PASSAGE:
··········

We will start with one of the most basic models in machine learning: *logistic regression*. [*Logistic regression*](https://en.wikipedia.org/wiki/Logistic_regression) models the probability of an event based on the input variables. In this case, it models the probability for a message being a meeting, given features that we will define below.

In [None]:
from sklearn.linear_model import LogisticRegression

# we initiate the model so it's ready to use
model = LogisticRegression()

Now that we have initiated the model, we can fit the model to our data (the data being the features we have derived and the associated labels). 'Fitting' simply means finding the weights in our logistic regression equations that best 'fit' with our data, i.e. which most often give the right result (NB technically, we are optimising a loss function).

In [None]:
model.fit(
     df_train[[ 
         "where", # 'where'
         "when" # 'when'
        ]], 
    df_train['label']
)

And that's it! We now have a trained model, that can be used to perform authorship predictions on new texts. Congratulations, you have just done machine learning!

··········

WHAT IS BEING ASKED: According to the logistic regression passage, what probability does the model estimate in this case?

STORED DATA:

··········

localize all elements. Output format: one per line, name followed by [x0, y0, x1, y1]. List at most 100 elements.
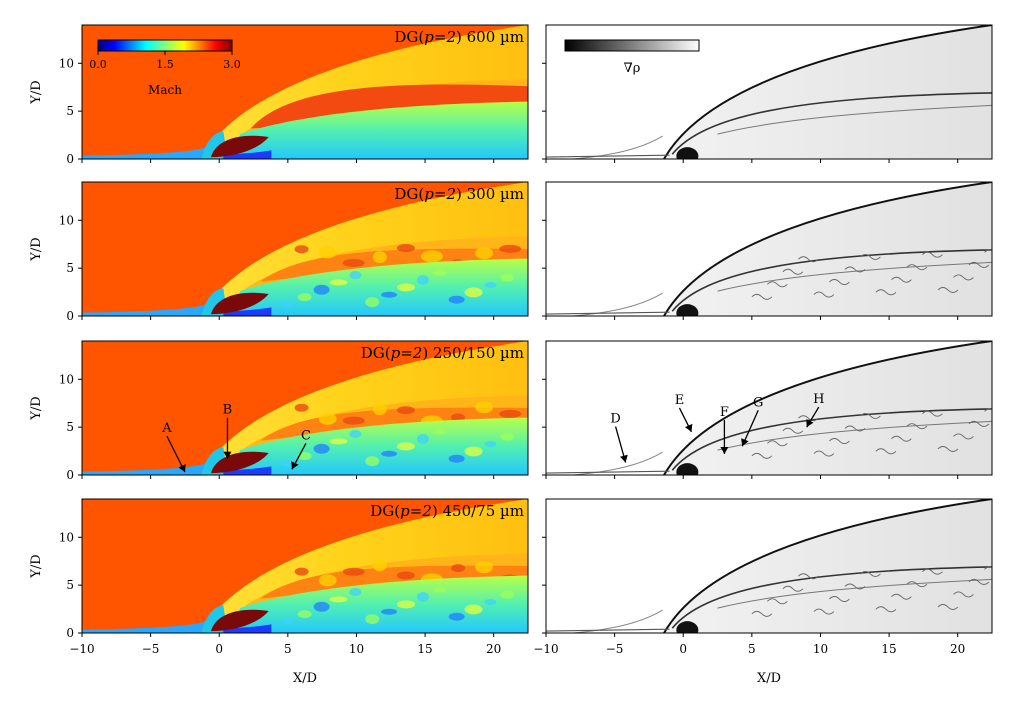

··········

REPLY: The probability that a message is a meeting, given the defined features.